#### Element and region listings
— Begin —

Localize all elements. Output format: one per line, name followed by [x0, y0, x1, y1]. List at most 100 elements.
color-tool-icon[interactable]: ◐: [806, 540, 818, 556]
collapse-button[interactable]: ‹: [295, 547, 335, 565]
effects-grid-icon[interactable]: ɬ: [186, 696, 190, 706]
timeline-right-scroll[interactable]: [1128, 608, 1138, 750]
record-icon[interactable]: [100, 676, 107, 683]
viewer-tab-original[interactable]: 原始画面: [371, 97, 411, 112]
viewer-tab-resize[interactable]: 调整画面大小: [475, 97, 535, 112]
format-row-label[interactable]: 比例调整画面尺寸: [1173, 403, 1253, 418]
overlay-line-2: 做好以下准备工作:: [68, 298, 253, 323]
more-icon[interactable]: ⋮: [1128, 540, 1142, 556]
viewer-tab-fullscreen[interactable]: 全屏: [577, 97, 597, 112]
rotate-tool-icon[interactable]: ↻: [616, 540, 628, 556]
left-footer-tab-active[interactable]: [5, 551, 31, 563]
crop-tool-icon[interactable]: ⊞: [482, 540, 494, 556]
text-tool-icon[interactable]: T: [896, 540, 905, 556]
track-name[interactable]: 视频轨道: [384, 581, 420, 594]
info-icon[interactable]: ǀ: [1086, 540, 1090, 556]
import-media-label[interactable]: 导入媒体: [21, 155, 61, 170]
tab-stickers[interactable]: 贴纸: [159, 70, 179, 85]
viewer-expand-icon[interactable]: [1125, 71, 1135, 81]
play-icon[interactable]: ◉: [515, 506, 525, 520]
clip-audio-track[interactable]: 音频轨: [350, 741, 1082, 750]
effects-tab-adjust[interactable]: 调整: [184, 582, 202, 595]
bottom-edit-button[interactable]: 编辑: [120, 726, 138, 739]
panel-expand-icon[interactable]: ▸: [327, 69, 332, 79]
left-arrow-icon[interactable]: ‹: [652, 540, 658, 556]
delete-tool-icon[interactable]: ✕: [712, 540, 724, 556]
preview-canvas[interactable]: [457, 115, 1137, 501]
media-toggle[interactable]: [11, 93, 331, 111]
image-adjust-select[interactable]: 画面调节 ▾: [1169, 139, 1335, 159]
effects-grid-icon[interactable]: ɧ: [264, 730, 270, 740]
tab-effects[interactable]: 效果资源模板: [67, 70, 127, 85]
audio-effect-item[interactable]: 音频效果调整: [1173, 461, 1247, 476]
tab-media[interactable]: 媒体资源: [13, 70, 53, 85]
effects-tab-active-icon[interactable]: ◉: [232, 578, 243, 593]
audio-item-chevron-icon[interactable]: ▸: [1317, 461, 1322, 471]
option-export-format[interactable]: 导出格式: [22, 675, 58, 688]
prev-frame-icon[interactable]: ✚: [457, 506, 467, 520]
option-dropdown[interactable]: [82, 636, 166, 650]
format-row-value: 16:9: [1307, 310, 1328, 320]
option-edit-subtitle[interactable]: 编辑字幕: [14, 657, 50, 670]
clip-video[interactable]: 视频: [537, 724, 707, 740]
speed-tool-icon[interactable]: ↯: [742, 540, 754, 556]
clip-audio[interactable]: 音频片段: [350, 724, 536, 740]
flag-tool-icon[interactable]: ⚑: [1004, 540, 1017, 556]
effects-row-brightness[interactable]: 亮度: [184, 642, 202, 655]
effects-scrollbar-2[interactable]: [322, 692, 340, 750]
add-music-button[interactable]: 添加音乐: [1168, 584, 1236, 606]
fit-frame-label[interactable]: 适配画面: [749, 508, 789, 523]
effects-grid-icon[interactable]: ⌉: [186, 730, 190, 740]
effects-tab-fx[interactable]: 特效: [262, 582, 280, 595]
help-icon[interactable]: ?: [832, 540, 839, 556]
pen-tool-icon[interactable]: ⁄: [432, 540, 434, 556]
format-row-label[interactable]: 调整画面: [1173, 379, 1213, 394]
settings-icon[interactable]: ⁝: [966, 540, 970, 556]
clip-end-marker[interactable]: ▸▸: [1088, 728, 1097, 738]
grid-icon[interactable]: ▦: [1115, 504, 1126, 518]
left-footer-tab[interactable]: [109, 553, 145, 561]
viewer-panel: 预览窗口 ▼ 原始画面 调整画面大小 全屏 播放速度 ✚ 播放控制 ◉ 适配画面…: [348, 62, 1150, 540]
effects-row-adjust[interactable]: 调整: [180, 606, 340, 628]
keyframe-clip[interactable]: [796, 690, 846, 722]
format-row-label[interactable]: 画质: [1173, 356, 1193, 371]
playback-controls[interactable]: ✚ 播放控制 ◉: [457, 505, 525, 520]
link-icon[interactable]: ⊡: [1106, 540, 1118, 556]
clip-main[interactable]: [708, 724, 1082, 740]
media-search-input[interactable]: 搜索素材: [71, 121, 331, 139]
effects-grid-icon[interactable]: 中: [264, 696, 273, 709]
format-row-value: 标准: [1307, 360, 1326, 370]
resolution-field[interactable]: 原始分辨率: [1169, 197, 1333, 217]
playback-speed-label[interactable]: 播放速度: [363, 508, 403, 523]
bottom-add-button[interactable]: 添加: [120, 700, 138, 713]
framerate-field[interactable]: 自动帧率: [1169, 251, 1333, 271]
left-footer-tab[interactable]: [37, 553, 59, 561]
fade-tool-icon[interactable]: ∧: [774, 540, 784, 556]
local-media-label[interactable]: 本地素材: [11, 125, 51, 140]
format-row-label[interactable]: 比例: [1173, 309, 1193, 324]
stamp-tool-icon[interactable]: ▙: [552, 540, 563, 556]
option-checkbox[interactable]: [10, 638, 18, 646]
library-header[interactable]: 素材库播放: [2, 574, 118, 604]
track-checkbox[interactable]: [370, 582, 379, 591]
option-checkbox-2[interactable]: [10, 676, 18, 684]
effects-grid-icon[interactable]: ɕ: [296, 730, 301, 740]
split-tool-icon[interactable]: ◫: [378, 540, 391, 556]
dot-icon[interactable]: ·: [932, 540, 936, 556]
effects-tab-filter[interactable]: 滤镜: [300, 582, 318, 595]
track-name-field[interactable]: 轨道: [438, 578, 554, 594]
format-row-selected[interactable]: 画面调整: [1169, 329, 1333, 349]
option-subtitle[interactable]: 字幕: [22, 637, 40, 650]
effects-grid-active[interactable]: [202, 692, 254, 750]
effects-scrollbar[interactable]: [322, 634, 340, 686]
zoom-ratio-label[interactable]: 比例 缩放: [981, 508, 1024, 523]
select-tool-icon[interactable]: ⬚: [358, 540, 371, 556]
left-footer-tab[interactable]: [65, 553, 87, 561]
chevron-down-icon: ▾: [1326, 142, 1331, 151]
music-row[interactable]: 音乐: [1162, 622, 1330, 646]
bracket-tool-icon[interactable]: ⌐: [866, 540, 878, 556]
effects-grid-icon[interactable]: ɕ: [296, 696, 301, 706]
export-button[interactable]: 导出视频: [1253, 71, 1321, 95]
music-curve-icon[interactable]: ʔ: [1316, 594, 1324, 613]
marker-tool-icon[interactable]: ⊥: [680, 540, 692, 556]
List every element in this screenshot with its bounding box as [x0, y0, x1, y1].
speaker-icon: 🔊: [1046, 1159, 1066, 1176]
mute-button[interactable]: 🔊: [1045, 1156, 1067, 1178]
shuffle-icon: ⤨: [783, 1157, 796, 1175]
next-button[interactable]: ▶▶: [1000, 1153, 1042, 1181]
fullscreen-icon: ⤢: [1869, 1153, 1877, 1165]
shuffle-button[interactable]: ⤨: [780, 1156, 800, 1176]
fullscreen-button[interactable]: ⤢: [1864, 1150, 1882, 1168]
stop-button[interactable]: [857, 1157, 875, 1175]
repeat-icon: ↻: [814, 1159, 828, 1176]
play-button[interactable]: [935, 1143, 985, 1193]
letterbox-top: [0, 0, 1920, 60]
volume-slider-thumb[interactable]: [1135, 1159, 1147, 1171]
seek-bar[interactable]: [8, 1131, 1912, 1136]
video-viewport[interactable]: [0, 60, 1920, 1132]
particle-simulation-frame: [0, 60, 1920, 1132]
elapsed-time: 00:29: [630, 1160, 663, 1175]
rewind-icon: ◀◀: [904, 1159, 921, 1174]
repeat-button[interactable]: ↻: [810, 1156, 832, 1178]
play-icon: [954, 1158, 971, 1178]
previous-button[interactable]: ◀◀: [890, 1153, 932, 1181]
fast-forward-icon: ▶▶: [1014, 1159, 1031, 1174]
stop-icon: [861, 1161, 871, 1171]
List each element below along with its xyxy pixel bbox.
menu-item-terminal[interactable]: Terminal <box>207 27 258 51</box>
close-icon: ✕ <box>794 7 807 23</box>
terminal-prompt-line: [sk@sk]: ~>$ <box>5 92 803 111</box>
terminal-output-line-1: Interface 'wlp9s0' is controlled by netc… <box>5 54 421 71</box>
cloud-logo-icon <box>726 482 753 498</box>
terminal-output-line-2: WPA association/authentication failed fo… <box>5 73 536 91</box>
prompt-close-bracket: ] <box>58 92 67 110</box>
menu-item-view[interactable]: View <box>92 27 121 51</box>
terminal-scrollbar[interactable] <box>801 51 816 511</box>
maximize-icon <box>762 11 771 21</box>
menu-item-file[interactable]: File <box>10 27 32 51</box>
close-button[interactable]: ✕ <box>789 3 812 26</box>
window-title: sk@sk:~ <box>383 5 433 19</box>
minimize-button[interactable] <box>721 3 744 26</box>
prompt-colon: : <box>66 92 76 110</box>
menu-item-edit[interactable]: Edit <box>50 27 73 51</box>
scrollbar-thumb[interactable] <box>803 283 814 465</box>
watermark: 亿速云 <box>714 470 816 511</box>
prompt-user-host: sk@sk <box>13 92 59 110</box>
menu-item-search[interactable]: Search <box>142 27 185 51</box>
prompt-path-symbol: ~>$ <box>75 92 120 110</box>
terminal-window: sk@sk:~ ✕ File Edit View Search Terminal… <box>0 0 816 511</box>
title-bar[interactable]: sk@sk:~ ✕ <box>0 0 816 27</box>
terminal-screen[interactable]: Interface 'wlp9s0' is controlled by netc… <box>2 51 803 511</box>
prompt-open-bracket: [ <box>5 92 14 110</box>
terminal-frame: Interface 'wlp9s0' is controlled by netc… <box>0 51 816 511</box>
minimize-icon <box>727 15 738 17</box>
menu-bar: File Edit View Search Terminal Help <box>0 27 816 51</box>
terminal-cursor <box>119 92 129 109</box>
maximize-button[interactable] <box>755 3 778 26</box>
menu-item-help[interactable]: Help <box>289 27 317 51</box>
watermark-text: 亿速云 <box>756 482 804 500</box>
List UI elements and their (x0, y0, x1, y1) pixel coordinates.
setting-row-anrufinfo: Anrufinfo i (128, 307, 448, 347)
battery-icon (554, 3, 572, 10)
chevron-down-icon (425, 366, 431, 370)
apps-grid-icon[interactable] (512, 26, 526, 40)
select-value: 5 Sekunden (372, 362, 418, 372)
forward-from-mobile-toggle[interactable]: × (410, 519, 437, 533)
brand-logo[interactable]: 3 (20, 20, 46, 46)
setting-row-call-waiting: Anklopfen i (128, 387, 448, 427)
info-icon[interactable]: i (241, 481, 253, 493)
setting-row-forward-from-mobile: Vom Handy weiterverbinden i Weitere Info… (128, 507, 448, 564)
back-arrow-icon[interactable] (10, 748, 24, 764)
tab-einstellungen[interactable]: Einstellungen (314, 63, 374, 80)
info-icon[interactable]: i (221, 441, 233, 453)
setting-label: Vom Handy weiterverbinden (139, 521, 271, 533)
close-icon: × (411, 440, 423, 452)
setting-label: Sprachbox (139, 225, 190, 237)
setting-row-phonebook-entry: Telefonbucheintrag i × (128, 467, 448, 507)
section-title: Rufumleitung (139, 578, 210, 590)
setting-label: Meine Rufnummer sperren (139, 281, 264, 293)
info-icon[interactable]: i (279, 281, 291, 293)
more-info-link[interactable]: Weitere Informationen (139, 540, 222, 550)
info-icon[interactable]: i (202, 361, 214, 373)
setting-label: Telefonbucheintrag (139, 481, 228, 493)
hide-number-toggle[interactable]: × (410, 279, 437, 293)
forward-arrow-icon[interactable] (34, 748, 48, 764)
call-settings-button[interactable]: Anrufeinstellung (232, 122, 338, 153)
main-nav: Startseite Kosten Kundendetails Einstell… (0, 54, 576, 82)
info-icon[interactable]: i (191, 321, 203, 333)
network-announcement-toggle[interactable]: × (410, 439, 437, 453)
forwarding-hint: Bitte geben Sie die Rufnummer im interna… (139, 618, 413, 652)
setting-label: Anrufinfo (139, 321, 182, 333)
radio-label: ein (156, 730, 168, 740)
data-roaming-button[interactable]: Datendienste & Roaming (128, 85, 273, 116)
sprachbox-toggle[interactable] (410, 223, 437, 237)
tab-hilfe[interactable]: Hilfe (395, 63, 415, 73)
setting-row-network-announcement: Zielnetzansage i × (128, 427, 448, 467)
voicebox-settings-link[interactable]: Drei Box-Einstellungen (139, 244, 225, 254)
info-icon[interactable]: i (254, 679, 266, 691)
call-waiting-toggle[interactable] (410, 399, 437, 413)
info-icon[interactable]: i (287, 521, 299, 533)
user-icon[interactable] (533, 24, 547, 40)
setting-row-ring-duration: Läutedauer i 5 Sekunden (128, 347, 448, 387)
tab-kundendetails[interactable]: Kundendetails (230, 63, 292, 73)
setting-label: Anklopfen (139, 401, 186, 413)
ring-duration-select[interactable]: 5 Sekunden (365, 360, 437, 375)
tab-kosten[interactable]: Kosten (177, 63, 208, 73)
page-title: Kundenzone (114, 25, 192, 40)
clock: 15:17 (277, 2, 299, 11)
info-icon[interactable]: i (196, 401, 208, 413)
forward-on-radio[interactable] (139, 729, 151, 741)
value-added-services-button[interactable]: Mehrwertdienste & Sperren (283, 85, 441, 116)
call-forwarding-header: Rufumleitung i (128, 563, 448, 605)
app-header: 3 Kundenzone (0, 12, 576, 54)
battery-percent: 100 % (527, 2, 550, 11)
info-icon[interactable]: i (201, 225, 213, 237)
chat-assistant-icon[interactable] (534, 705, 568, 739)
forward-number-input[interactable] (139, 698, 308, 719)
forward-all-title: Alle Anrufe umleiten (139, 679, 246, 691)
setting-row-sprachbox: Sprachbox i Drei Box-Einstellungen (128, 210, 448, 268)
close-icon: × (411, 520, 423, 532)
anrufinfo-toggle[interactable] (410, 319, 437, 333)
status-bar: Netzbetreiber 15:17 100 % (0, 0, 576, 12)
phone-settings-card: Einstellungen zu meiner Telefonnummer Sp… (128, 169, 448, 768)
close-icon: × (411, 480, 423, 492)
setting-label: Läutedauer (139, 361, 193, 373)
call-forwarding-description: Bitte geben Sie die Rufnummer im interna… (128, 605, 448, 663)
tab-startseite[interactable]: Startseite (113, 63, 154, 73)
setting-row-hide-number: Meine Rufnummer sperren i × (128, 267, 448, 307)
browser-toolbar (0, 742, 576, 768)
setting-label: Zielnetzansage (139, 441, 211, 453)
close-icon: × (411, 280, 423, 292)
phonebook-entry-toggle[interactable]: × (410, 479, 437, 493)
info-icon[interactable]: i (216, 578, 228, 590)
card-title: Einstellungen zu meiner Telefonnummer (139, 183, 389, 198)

— End —

#### Your task
Format the entries from the very first line through the line containing "crop-tool-icon[interactable]: ⊞: [482, 540, 494, 556]", both included, as a Markdown table with the columns Row and Line. Put each line and its number in its own row, and leave out any blank lines.

#### Response below
| Row | Line |
|---|---|
| 1 | Localize all elements. Output format: one per line, name followed by [x0, y0, x1, y1]. List at most 100 elements. |
| 2 | color-tool-icon[interactable]: ◐: [806, 540, 818, 556] |
| 3 | collapse-button[interactable]: ‹: [295, 547, 335, 565] |
| 4 | effects-grid-icon[interactable]: ɬ: [186, 696, 190, 706] |
| 5 | timeline-right-scroll[interactable]: [1128, 608, 1138, 750] |
| 6 | record-icon[interactable]: [100, 676, 107, 683] |
| 7 | viewer-tab-original[interactable]: 原始画面: [371, 97, 411, 112] |
| 8 | viewer-tab-resize[interactable]: 调整画面大小: [475, 97, 535, 112] |
| 9 | format-row-label[interactable]: 比例调整画面尺寸: [1173, 403, 1253, 418] |
| 10 | overlay-line-2: 做好以下准备工作:: [68, 298, 253, 323] |
| 11 | more-icon[interactable]: ⋮: [1128, 540, 1142, 556] |
| 12 | viewer-tab-fullscreen[interactable]: 全屏: [577, 97, 597, 112] |
| 13 | rotate-tool-icon[interactable]: ↻: [616, 540, 628, 556] |
| 14 | left-footer-tab-active[interactable]: [5, 551, 31, 563] |
| 15 | crop-tool-icon[interactable]: ⊞: [482, 540, 494, 556] |